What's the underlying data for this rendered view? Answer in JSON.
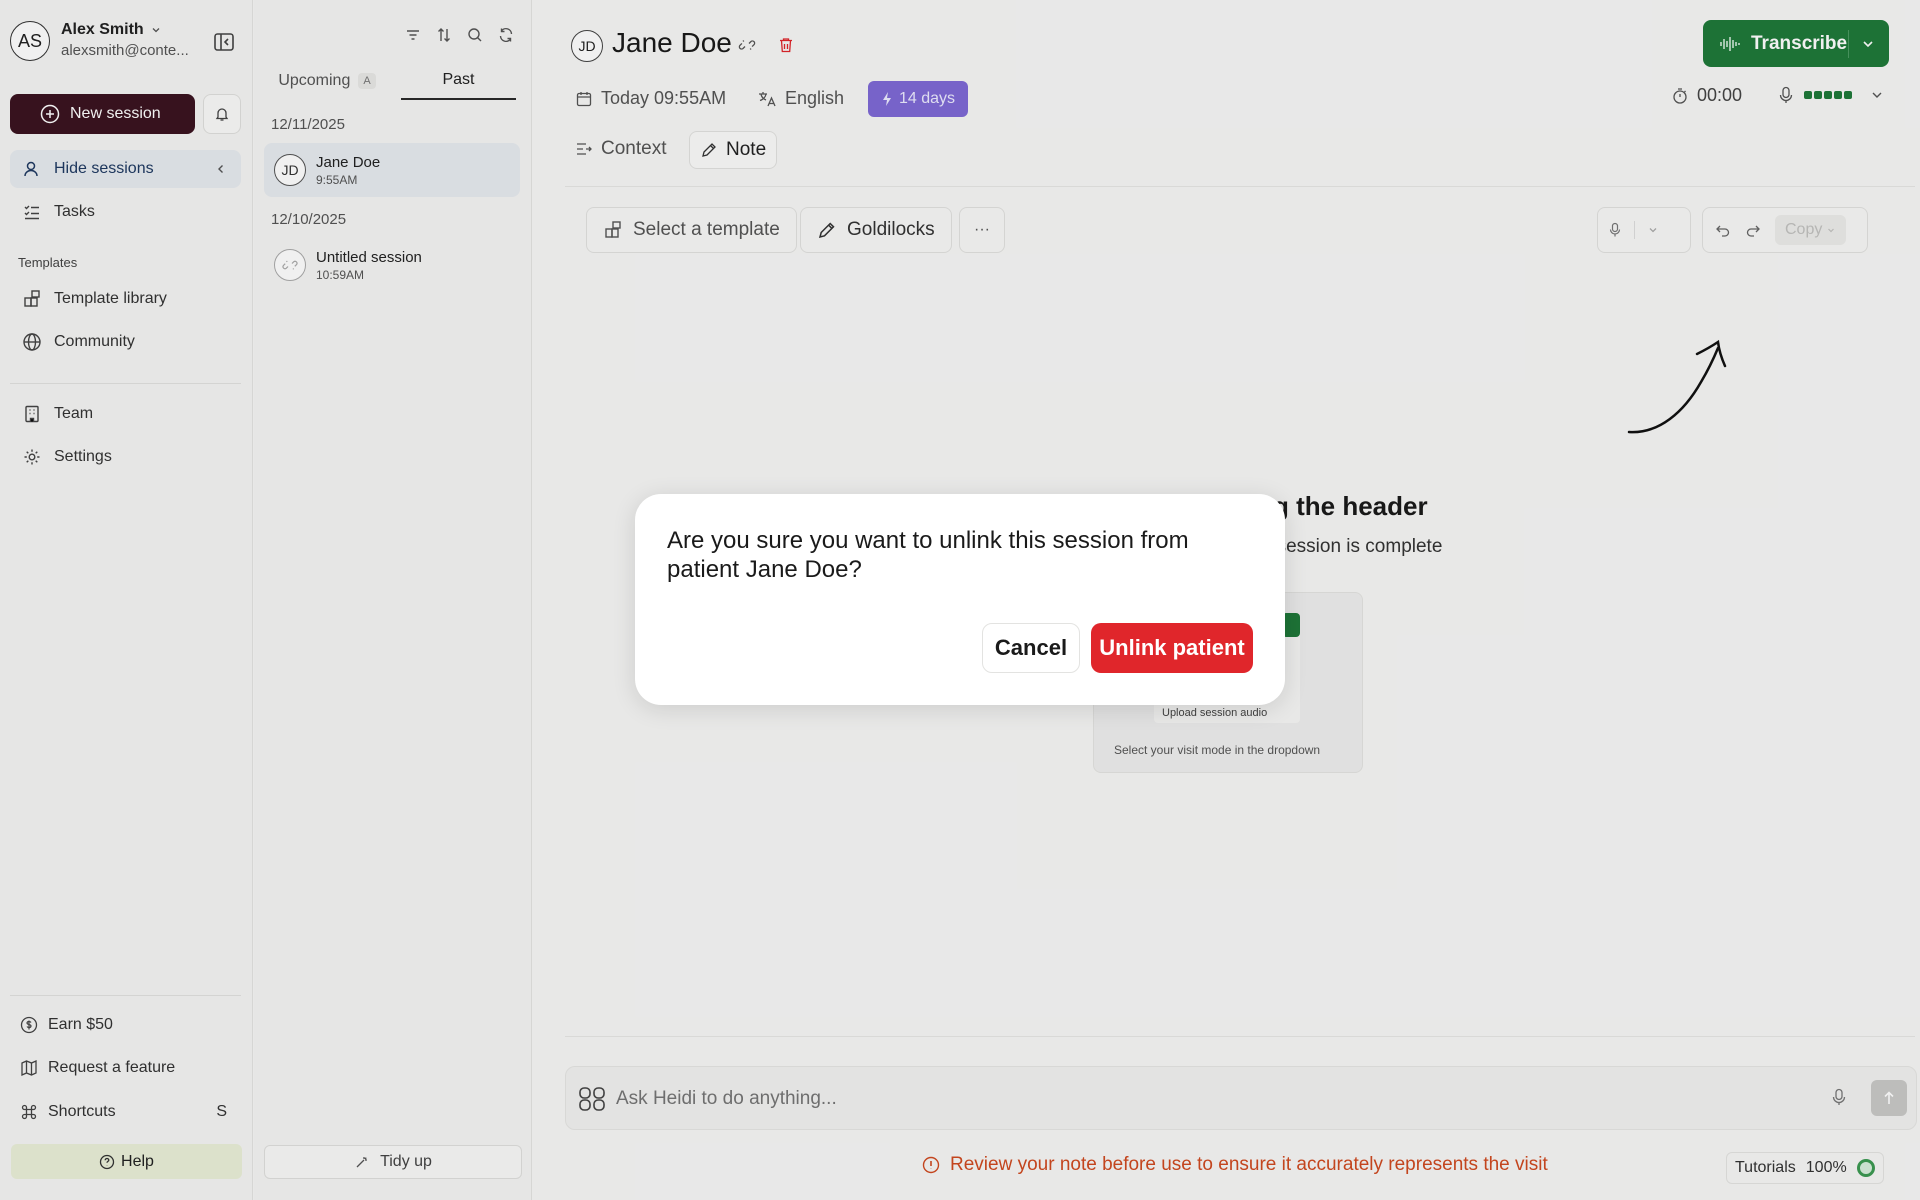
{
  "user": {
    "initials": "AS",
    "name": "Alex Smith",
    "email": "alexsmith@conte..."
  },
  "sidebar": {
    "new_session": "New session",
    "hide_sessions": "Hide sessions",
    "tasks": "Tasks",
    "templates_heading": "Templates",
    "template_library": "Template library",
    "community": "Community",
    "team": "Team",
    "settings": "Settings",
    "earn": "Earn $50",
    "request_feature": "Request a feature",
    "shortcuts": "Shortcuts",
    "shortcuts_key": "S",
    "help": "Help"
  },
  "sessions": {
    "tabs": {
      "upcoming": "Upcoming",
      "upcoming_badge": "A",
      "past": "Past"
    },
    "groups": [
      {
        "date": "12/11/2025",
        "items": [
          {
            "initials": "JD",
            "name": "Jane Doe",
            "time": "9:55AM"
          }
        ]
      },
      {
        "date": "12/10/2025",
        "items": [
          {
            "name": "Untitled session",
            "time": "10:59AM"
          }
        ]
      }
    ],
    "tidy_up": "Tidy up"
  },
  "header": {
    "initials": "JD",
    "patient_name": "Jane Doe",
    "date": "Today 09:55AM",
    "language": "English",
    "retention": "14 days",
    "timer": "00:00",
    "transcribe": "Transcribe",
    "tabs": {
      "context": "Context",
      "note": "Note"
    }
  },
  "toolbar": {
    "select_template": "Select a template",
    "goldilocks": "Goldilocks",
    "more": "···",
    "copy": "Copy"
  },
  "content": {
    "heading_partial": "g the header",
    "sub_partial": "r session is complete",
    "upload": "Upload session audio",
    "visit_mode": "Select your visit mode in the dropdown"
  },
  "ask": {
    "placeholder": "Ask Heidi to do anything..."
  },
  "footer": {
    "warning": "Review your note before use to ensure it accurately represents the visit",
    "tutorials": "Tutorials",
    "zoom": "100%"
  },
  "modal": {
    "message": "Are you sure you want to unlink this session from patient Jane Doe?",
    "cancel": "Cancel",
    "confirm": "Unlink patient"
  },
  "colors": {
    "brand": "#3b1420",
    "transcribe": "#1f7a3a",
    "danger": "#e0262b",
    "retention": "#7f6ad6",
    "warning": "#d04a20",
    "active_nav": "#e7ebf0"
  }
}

--

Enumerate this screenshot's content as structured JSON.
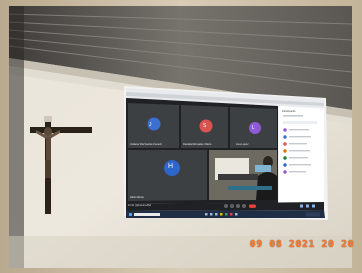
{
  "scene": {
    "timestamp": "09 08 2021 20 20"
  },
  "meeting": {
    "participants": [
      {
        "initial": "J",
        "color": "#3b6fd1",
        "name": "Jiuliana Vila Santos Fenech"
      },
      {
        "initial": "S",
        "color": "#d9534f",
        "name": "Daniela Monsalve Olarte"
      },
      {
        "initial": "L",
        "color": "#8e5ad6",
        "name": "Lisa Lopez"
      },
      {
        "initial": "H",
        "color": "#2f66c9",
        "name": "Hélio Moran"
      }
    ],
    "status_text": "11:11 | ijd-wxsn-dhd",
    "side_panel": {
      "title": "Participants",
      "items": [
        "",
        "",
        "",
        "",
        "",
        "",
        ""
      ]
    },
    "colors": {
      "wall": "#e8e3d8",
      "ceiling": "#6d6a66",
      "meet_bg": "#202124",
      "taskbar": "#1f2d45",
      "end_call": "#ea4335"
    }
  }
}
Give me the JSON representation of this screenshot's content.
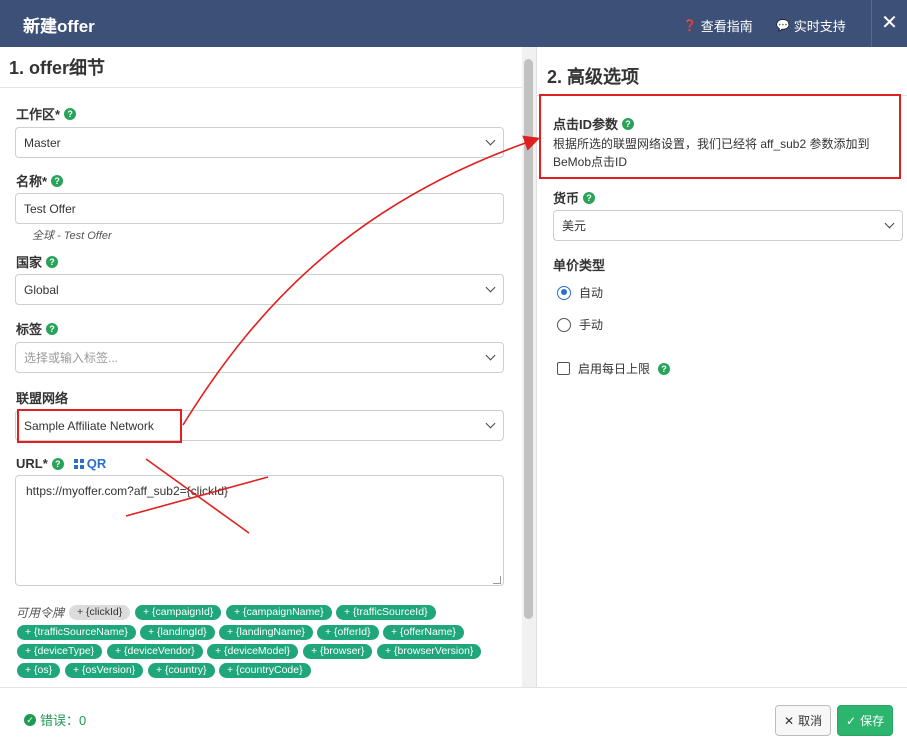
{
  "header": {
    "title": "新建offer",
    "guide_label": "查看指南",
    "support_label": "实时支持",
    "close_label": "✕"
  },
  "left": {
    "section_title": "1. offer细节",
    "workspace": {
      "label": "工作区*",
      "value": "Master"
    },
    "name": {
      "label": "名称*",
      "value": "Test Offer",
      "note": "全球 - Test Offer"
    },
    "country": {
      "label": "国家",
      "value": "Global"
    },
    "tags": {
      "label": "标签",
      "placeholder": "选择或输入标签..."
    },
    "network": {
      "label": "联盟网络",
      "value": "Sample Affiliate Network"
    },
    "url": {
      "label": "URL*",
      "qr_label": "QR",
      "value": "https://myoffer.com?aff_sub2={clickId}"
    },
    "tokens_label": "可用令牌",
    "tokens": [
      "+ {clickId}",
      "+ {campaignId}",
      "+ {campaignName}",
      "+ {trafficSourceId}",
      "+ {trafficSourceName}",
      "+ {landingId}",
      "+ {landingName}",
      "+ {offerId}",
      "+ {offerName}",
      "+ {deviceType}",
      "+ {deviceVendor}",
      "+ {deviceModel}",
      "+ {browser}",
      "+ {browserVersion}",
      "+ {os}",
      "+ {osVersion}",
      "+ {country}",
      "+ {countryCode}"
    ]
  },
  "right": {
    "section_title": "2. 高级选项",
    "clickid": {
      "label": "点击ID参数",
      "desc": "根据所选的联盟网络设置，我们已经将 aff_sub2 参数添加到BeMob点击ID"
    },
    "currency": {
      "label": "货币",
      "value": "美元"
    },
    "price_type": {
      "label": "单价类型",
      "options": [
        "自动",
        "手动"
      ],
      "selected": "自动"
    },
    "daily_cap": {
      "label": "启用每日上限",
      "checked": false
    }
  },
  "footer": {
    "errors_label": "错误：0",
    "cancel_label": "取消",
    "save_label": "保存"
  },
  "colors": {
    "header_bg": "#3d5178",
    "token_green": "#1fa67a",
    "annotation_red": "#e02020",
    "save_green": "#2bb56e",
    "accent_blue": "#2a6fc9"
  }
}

...

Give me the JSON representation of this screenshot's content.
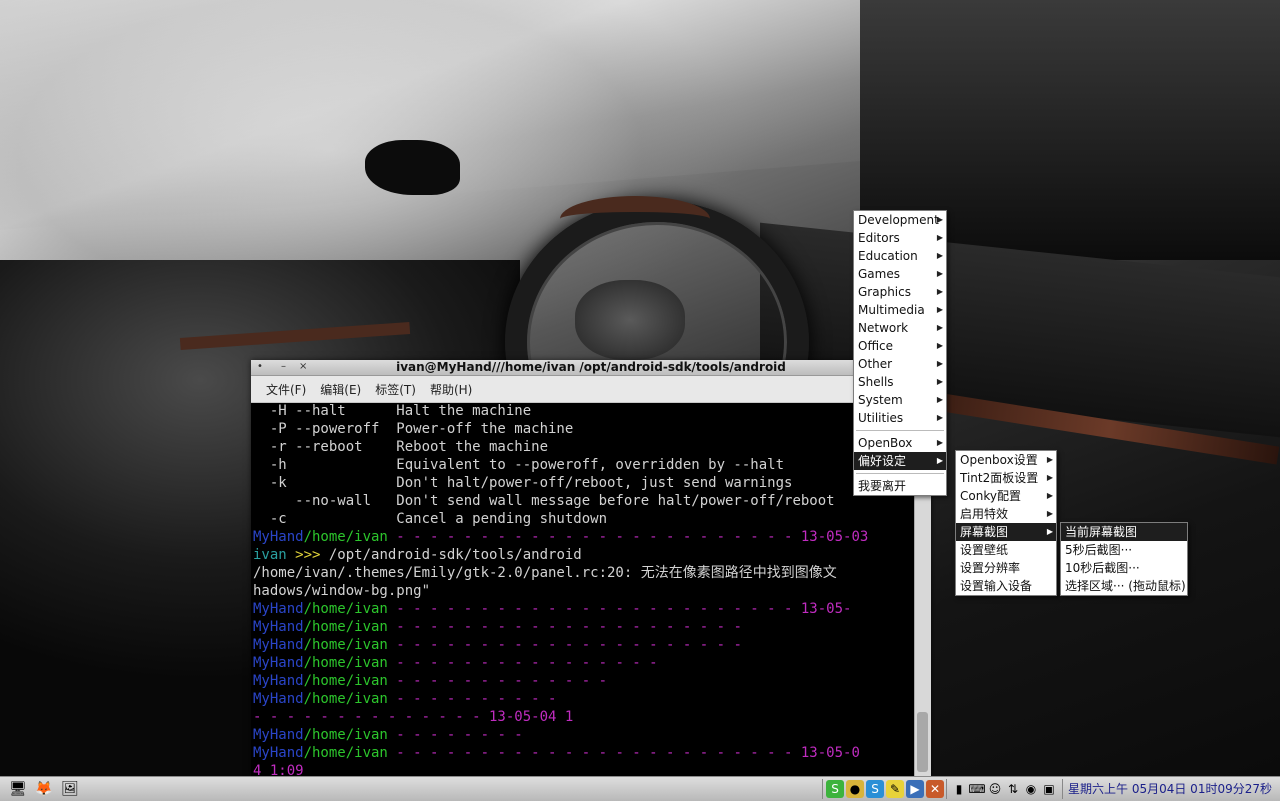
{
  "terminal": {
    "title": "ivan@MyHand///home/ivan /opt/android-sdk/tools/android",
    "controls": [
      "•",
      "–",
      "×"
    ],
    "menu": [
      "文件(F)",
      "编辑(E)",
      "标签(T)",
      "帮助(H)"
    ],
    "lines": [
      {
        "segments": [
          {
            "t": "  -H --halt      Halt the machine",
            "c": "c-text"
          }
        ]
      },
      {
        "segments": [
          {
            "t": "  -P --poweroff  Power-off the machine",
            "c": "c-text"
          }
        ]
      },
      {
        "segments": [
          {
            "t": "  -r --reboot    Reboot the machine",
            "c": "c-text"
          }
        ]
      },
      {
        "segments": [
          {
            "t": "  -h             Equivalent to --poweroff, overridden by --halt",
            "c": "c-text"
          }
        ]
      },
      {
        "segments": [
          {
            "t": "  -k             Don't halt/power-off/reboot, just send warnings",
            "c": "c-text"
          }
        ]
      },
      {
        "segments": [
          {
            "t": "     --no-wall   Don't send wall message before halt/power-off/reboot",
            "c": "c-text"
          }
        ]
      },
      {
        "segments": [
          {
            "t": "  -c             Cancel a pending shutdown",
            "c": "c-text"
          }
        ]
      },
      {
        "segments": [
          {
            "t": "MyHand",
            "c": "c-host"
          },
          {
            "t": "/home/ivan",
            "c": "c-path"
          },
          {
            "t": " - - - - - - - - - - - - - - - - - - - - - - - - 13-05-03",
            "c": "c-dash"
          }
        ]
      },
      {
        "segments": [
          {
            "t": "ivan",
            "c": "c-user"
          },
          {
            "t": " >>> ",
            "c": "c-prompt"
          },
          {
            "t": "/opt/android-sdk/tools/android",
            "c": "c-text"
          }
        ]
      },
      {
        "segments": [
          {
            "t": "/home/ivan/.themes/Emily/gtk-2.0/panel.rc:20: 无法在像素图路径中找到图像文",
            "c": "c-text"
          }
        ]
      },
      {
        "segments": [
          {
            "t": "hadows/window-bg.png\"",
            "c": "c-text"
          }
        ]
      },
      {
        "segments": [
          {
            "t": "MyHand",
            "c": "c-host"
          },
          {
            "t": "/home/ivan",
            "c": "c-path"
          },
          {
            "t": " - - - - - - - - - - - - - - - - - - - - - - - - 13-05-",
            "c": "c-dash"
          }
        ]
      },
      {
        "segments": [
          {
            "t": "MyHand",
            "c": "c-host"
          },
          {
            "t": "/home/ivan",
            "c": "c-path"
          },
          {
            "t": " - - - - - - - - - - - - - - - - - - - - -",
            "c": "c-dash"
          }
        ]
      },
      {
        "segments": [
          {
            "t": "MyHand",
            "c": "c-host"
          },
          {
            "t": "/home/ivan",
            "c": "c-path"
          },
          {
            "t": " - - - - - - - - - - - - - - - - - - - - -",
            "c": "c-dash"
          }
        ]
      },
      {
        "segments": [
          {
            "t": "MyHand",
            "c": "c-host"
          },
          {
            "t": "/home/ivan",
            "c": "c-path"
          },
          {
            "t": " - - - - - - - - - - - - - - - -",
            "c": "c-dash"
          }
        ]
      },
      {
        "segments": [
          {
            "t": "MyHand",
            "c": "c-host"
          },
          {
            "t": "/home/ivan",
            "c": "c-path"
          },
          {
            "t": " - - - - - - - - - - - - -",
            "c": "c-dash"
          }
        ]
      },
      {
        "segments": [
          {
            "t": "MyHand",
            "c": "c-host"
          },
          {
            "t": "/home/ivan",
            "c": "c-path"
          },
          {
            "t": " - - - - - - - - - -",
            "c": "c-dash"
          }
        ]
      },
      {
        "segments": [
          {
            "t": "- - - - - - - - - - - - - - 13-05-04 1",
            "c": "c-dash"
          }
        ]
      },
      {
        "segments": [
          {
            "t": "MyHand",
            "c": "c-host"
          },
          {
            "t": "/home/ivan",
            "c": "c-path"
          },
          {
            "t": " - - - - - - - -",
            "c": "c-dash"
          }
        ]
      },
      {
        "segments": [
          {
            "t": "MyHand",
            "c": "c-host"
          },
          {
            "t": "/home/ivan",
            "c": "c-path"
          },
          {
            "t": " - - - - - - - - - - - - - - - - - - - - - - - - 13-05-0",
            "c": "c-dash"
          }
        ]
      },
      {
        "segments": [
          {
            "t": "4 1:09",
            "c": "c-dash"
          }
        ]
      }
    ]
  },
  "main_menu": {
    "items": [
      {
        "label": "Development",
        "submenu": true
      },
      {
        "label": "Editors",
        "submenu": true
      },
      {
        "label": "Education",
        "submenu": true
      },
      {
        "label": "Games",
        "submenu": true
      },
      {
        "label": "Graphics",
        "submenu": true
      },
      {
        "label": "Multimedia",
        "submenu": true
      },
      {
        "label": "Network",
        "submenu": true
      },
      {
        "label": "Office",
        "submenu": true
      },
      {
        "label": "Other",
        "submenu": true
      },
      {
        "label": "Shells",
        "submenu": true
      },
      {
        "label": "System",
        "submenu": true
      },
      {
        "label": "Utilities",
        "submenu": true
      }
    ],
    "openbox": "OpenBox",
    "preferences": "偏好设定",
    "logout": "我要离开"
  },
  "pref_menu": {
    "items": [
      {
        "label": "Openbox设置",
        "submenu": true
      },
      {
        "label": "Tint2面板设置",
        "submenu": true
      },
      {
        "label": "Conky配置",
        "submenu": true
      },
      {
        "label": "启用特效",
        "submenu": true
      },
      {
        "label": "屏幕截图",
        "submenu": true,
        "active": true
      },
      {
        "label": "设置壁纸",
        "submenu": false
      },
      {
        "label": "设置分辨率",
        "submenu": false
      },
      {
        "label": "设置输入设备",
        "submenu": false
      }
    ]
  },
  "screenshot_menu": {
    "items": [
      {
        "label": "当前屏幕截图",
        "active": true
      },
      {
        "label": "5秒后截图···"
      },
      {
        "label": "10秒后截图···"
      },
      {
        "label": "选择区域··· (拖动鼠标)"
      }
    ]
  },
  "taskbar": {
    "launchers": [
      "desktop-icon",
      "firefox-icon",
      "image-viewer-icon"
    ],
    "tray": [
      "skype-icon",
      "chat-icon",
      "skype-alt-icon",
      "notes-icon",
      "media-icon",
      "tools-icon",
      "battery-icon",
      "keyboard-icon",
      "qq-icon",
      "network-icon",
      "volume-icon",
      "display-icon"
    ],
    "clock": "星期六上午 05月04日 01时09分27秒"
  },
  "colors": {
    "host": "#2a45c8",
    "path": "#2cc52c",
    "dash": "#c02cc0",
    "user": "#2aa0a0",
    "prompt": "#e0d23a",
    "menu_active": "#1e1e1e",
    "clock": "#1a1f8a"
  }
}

> [BRIEF]: Find the lines that include the string "machine", then copy each of them.

> [RESULT OF THIS EXERCISE]:
            "t": "  -H --halt      Halt the machine",
            "t": "  -P --poweroff  Power-off the machine",
            "t": "  -r --reboot    Reboot the machine",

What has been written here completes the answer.